━━ Records for this task ━━

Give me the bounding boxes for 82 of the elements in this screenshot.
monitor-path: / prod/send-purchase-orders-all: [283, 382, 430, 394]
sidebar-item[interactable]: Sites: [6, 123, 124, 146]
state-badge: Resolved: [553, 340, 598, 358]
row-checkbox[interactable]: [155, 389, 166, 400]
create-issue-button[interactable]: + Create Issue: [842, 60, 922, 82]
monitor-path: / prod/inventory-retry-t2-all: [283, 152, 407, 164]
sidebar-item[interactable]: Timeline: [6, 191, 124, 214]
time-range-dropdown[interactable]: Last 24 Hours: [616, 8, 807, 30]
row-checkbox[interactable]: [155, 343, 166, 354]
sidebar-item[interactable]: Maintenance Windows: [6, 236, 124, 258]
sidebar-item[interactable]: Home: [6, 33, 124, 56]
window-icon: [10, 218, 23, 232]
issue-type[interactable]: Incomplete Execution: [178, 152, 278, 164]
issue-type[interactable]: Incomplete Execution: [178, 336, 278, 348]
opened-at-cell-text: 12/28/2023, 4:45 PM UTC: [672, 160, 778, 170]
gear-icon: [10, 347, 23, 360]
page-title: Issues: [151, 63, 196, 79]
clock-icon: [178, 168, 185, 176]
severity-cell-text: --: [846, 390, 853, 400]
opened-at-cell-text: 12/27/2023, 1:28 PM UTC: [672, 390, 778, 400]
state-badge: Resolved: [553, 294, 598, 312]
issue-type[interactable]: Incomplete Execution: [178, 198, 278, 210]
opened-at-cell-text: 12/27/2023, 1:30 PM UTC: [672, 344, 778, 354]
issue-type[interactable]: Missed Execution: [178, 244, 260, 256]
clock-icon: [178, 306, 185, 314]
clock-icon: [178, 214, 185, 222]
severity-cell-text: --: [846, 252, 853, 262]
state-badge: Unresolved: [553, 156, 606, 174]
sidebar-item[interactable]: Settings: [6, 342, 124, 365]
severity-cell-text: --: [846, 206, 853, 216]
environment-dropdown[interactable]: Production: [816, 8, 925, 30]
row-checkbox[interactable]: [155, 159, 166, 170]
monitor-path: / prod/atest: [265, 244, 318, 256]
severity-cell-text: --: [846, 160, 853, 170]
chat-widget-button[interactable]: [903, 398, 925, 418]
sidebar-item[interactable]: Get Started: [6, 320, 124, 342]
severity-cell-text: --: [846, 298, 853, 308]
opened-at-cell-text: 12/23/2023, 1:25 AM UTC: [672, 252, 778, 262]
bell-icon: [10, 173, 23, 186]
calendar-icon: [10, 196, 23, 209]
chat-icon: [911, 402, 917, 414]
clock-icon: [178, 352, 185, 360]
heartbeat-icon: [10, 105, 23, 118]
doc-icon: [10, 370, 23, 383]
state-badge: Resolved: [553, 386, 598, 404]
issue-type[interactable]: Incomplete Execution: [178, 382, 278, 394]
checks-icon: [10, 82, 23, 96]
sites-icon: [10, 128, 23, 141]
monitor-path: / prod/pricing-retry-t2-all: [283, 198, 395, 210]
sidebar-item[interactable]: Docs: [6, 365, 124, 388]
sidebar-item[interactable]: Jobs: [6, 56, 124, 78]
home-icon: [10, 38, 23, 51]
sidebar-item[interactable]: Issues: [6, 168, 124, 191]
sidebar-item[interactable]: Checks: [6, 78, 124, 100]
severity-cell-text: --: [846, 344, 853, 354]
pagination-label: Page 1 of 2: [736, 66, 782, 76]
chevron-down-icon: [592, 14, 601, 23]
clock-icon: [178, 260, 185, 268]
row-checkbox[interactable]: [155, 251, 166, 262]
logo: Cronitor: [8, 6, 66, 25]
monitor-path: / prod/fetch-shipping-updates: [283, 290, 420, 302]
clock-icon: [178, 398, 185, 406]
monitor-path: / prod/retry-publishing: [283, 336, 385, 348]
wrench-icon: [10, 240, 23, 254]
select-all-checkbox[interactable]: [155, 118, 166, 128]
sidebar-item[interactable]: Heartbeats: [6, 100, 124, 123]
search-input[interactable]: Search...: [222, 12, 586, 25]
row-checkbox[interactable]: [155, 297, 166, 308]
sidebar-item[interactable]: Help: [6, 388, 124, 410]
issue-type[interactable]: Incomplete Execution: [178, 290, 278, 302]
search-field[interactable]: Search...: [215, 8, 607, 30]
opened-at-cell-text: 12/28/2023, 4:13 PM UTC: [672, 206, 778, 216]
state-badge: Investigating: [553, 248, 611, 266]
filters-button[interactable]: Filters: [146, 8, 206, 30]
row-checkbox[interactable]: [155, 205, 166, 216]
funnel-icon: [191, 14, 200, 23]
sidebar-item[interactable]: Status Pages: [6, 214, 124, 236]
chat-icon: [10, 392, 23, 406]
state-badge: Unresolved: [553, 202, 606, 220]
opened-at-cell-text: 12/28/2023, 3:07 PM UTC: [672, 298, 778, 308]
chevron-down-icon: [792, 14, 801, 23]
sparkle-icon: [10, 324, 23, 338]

━━━

▸ **Description of the task**:
Could you copy out every line of the records above, character for character, with nothing changed or left out?

▸ **The completed task**:
Give me the bounding boxes for 82 of the elements in this screenshot.
monitor-path: / prod/send-purchase-orders-all: [283, 382, 430, 394]
sidebar-item[interactable]: Sites: [6, 123, 124, 146]
state-badge: Resolved: [553, 340, 598, 358]
row-checkbox[interactable]: [155, 389, 166, 400]
create-issue-button[interactable]: + Create Issue: [842, 60, 922, 82]
monitor-path: / prod/inventory-retry-t2-all: [283, 152, 407, 164]
sidebar-item[interactable]: Timeline: [6, 191, 124, 214]
time-range-dropdown[interactable]: Last 24 Hours: [616, 8, 807, 30]
row-checkbox[interactable]: [155, 343, 166, 354]
sidebar-item[interactable]: Maintenance Windows: [6, 236, 124, 258]
sidebar-item[interactable]: Home: [6, 33, 124, 56]
window-icon: [10, 218, 23, 232]
issue-type[interactable]: Incomplete Execution: [178, 152, 278, 164]
issue-type[interactable]: Incomplete Execution: [178, 336, 278, 348]
opened-at-cell-text: 12/28/2023, 4:45 PM UTC: [672, 160, 778, 170]
gear-icon: [10, 347, 23, 360]
page-title: Issues: [151, 63, 196, 79]
clock-icon: [178, 168, 185, 176]
severity-cell-text: --: [846, 390, 853, 400]
opened-at-cell-text: 12/27/2023, 1:28 PM UTC: [672, 390, 778, 400]
state-badge: Resolved: [553, 294, 598, 312]
issue-type[interactable]: Incomplete Execution: [178, 198, 278, 210]
opened-at-cell-text: 12/27/2023, 1:30 PM UTC: [672, 344, 778, 354]
issue-type[interactable]: Missed Execution: [178, 244, 260, 256]
clock-icon: [178, 306, 185, 314]
clock-icon: [178, 214, 185, 222]
severity-cell-text: --: [846, 252, 853, 262]
state-badge: Unresolved: [553, 156, 606, 174]
sidebar-item[interactable]: Settings: [6, 342, 124, 365]
severity-cell-text: --: [846, 206, 853, 216]
environment-dropdown[interactable]: Production: [816, 8, 925, 30]
row-checkbox[interactable]: [155, 159, 166, 170]
monitor-path: / prod/atest: [265, 244, 318, 256]
severity-cell-text: --: [846, 160, 853, 170]
chat-widget-button[interactable]: [903, 398, 925, 418]
sidebar-item[interactable]: Get Started: [6, 320, 124, 342]
severity-cell-text: --: [846, 298, 853, 308]
opened-at-cell-text: 12/23/2023, 1:25 AM UTC: [672, 252, 778, 262]
bell-icon: [10, 173, 23, 186]
calendar-icon: [10, 196, 23, 209]
chat-icon: [911, 402, 917, 414]
clock-icon: [178, 352, 185, 360]
heartbeat-icon: [10, 105, 23, 118]
doc-icon: [10, 370, 23, 383]
state-badge: Resolved: [553, 386, 598, 404]
issue-type[interactable]: Incomplete Execution: [178, 382, 278, 394]
checks-icon: [10, 82, 23, 96]
sites-icon: [10, 128, 23, 141]
monitor-path: / prod/pricing-retry-t2-all: [283, 198, 395, 210]
sidebar-item[interactable]: Docs: [6, 365, 124, 388]
sidebar-item[interactable]: Jobs: [6, 56, 124, 78]
home-icon: [10, 38, 23, 51]
sidebar-item[interactable]: Issues: [6, 168, 124, 191]
sidebar-item[interactable]: Checks: [6, 78, 124, 100]
severity-cell-text: --: [846, 344, 853, 354]
pagination-label: Page 1 of 2: [736, 66, 782, 76]
chevron-down-icon: [592, 14, 601, 23]
clock-icon: [178, 260, 185, 268]
row-checkbox[interactable]: [155, 251, 166, 262]
logo: Cronitor: [8, 6, 66, 25]
monitor-path: / prod/fetch-shipping-updates: [283, 290, 420, 302]
clock-icon: [178, 398, 185, 406]
monitor-path: / prod/retry-publishing: [283, 336, 385, 348]
wrench-icon: [10, 240, 23, 254]
select-all-checkbox[interactable]: [155, 118, 166, 128]
sidebar-item[interactable]: Heartbeats: [6, 100, 124, 123]
search-input[interactable]: Search...: [222, 12, 586, 25]
row-checkbox[interactable]: [155, 297, 166, 308]
sidebar-item[interactable]: Help: [6, 388, 124, 410]
issue-type[interactable]: Incomplete Execution: [178, 290, 278, 302]
search-field[interactable]: Search...: [215, 8, 607, 30]
opened-at-cell-text: 12/28/2023, 4:13 PM UTC: [672, 206, 778, 216]
state-badge: Investigating: [553, 248, 611, 266]
filters-button[interactable]: Filters: [146, 8, 206, 30]
row-checkbox[interactable]: [155, 205, 166, 216]
funnel-icon: [191, 14, 200, 23]
sidebar-item[interactable]: Status Pages: [6, 214, 124, 236]
chat-icon: [10, 392, 23, 406]
state-badge: Unresolved: [553, 202, 606, 220]
opened-at-cell-text: 12/28/2023, 3:07 PM UTC: [672, 298, 778, 308]
chevron-down-icon: [792, 14, 801, 23]
sparkle-icon: [10, 324, 23, 338]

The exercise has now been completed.